Stated goal: Exactly reproduce each entry, leaving out nothing.

Data lines:
☆ ☆ ☆ ☆ ☆

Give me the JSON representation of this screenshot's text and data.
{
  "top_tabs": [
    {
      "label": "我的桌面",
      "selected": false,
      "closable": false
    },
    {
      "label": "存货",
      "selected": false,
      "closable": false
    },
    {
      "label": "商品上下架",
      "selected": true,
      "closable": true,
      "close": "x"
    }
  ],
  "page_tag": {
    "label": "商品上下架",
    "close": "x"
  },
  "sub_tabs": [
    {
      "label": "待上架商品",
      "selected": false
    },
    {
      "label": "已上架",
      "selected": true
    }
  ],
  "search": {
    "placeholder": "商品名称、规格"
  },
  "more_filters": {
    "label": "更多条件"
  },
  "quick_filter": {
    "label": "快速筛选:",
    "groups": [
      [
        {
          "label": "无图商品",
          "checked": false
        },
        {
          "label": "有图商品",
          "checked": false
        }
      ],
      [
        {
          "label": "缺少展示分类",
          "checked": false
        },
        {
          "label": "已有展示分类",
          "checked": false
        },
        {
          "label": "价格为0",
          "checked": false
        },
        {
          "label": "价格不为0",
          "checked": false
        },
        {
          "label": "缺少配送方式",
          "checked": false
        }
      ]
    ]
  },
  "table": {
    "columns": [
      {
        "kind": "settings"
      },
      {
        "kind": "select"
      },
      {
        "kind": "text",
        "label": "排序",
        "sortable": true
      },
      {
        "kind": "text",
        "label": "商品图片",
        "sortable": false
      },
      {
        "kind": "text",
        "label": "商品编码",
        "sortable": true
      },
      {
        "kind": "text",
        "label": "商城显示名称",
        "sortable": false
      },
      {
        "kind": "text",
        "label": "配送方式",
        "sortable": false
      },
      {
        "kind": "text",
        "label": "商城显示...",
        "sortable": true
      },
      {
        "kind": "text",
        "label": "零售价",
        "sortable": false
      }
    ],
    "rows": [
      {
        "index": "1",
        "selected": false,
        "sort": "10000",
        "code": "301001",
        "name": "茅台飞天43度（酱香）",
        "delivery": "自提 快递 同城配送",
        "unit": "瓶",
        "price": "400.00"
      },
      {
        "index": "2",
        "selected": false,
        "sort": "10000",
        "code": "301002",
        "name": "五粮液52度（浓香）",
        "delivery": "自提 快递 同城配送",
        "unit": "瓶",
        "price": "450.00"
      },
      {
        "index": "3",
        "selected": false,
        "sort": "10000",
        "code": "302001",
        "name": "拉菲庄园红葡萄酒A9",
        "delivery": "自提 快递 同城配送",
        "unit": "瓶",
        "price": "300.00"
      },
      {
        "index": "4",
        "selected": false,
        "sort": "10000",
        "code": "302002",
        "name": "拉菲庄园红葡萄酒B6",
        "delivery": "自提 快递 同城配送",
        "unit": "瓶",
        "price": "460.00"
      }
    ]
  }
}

☆ ☆ ☆ ☆ ☆

Written reply:
Give me the JSON representation of this screenshot's text and data.
{
  "top_tabs": [
    {
      "label": "我的桌面",
      "selected": false,
      "closable": false
    },
    {
      "label": "存货",
      "selected": false,
      "closable": false
    },
    {
      "label": "商品上下架",
      "selected": true,
      "closable": true,
      "close": "x"
    }
  ],
  "page_tag": {
    "label": "商品上下架",
    "close": "x"
  },
  "sub_tabs": [
    {
      "label": "待上架商品",
      "selected": false
    },
    {
      "label": "已上架",
      "selected": true
    }
  ],
  "search": {
    "placeholder": "商品名称、规格"
  },
  "more_filters": {
    "label": "更多条件"
  },
  "quick_filter": {
    "label": "快速筛选:",
    "groups": [
      [
        {
          "label": "无图商品",
          "checked": false
        },
        {
          "label": "有图商品",
          "checked": false
        }
      ],
      [
        {
          "label": "缺少展示分类",
          "checked": false
        },
        {
          "label": "已有展示分类",
          "checked": false
        },
        {
          "label": "价格为0",
          "checked": false
        },
        {
          "label": "价格不为0",
          "checked": false
        },
        {
          "label": "缺少配送方式",
          "checked": false
        }
      ]
    ]
  },
  "table": {
    "columns": [
      {
        "kind": "settings"
      },
      {
        "kind": "select"
      },
      {
        "kind": "text",
        "label": "排序",
        "sortable": true
      },
      {
        "kind": "text",
        "label": "商品图片",
        "sortable": false
      },
      {
        "kind": "text",
        "label": "商品编码",
        "sortable": true
      },
      {
        "kind": "text",
        "label": "商城显示名称",
        "sortable": false
      },
      {
        "kind": "text",
        "label": "配送方式",
        "sortable": false
      },
      {
        "kind": "text",
        "label": "商城显示...",
        "sortable": true
      },
      {
        "kind": "text",
        "label": "零售价",
        "sortable": false
      }
    ],
    "rows": [
      {
        "index": "1",
        "selected": false,
        "sort": "10000",
        "code": "301001",
        "name": "茅台飞天43度（酱香）",
        "delivery": "自提 快递 同城配送",
        "unit": "瓶",
        "price": "400.00"
      },
      {
        "index": "2",
        "selected": false,
        "sort": "10000",
        "code": "301002",
        "name": "五粮液52度（浓香）",
        "delivery": "自提 快递 同城配送",
        "unit": "瓶",
        "price": "450.00"
      },
      {
        "index": "3",
        "selected": false,
        "sort": "10000",
        "code": "302001",
        "name": "拉菲庄园红葡萄酒A9",
        "delivery": "自提 快递 同城配送",
        "unit": "瓶",
        "price": "300.00"
      },
      {
        "index": "4",
        "selected": false,
        "sort": "10000",
        "code": "302002",
        "name": "拉菲庄园红葡萄酒B6",
        "delivery": "自提 快递 同城配送",
        "unit": "瓶",
        "price": "460.00"
      }
    ]
  }
}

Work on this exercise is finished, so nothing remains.